>> BEGIN

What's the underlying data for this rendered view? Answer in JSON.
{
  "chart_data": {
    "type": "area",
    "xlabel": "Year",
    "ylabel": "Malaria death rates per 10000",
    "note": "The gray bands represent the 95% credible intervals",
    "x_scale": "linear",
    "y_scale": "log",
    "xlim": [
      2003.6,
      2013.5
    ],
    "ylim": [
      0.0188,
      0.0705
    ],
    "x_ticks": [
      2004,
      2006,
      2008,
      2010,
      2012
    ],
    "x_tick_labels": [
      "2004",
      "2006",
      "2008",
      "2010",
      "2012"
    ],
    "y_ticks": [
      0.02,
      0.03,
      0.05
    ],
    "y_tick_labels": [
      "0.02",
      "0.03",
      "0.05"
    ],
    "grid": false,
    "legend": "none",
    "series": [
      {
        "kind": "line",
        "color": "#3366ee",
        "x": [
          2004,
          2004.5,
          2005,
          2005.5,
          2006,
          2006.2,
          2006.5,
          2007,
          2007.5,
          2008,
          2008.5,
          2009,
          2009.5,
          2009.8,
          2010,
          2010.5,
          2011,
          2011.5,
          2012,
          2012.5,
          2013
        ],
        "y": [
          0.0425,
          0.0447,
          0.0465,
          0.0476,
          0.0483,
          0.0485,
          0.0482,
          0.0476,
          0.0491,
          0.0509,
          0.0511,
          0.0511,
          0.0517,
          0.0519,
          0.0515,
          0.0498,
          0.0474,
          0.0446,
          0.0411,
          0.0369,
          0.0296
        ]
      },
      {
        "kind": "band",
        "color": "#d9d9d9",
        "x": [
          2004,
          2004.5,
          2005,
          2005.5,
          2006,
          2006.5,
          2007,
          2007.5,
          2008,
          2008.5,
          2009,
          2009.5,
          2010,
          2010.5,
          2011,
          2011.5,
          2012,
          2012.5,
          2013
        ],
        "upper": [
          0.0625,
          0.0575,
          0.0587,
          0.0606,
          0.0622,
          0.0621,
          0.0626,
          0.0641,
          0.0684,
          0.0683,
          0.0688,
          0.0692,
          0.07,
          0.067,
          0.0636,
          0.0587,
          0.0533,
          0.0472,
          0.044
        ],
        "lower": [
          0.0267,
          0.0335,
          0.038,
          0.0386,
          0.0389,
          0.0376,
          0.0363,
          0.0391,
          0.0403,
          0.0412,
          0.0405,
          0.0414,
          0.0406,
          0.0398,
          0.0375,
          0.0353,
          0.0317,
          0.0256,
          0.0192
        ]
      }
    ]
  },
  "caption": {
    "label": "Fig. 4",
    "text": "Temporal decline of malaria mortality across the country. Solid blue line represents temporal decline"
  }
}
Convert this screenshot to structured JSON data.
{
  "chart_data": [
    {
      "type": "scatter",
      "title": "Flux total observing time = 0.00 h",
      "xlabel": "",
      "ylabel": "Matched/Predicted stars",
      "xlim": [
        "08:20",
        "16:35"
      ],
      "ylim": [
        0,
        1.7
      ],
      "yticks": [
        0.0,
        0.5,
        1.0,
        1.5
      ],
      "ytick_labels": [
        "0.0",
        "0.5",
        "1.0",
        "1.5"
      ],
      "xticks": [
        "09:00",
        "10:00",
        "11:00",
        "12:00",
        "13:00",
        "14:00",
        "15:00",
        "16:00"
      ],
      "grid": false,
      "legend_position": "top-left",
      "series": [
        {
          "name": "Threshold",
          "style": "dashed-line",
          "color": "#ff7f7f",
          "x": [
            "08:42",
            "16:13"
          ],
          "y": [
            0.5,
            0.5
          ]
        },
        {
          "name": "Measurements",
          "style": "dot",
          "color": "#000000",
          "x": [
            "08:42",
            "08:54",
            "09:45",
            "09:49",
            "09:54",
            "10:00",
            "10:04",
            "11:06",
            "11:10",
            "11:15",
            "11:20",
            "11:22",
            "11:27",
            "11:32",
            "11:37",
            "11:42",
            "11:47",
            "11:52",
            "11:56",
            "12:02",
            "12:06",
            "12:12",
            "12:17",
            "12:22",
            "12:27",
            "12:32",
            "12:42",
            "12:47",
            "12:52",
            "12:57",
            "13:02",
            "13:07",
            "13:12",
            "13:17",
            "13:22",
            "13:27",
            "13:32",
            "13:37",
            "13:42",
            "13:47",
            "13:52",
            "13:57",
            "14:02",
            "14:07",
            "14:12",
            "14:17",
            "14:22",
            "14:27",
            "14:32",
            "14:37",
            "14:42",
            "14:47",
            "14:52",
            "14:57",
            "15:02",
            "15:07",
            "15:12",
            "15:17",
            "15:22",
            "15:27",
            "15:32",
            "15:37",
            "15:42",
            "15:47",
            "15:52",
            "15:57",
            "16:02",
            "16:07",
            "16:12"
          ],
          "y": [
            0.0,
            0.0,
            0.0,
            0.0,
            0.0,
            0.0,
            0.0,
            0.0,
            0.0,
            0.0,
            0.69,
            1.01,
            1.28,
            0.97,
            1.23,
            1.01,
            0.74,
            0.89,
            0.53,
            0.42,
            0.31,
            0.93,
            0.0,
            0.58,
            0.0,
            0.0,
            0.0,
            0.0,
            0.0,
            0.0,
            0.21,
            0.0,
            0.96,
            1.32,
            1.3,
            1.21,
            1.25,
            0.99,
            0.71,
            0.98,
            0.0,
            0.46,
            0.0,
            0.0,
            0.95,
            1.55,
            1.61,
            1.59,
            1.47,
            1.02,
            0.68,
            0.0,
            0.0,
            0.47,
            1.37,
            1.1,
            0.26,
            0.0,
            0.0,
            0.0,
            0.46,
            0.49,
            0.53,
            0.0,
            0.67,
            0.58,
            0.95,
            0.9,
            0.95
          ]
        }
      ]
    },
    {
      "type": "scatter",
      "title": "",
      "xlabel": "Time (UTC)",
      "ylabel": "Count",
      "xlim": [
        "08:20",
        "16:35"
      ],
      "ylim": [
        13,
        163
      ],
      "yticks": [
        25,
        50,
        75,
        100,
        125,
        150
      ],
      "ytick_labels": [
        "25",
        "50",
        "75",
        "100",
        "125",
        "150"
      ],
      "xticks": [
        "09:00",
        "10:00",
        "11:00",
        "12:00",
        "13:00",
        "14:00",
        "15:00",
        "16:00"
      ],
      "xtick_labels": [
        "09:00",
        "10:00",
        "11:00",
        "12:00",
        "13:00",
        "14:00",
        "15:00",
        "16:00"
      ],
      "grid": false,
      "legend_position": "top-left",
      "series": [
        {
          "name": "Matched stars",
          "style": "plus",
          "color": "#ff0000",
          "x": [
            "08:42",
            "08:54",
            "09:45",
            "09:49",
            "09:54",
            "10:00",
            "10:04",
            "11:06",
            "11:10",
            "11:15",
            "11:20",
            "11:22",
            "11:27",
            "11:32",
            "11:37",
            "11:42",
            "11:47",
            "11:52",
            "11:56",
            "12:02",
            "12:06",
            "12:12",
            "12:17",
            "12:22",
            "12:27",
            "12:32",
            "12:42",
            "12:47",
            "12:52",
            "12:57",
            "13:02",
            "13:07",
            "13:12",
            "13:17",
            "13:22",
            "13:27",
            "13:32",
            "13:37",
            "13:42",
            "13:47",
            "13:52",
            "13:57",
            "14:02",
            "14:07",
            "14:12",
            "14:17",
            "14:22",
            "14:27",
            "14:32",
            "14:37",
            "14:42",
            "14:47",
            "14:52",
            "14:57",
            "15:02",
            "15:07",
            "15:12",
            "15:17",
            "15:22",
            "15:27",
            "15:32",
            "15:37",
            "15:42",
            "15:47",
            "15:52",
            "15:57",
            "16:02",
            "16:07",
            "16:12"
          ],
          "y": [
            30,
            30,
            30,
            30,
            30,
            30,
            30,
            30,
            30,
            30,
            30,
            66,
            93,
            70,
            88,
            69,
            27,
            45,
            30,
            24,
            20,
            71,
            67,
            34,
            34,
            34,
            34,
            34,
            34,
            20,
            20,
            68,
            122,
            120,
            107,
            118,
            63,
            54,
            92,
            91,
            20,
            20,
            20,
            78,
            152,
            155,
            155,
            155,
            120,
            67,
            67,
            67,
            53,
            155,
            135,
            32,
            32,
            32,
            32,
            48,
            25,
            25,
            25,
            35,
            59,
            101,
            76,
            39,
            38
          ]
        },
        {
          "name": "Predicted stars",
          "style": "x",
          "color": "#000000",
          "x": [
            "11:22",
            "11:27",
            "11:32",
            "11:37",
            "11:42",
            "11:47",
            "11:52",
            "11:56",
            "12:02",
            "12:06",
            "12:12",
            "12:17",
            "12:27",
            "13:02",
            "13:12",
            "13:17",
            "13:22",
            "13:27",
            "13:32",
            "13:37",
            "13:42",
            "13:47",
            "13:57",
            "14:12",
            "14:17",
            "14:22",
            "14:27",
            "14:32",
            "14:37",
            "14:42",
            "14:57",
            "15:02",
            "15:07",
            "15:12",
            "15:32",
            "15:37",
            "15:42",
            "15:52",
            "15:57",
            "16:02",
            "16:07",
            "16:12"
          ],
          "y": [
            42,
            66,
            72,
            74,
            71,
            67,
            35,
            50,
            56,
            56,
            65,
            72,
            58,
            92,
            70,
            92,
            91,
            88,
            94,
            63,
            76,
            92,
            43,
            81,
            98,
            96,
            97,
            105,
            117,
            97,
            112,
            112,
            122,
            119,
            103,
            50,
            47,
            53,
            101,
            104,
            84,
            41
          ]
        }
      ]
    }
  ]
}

>> END

*TASK BRIEF*:
Find the lines above holding the word "stars" and show them.

*COMPLETED TASK*:
      "ylabel": "Matched/Predicted stars",
          "name": "Matched stars",
          "name": "Predicted stars",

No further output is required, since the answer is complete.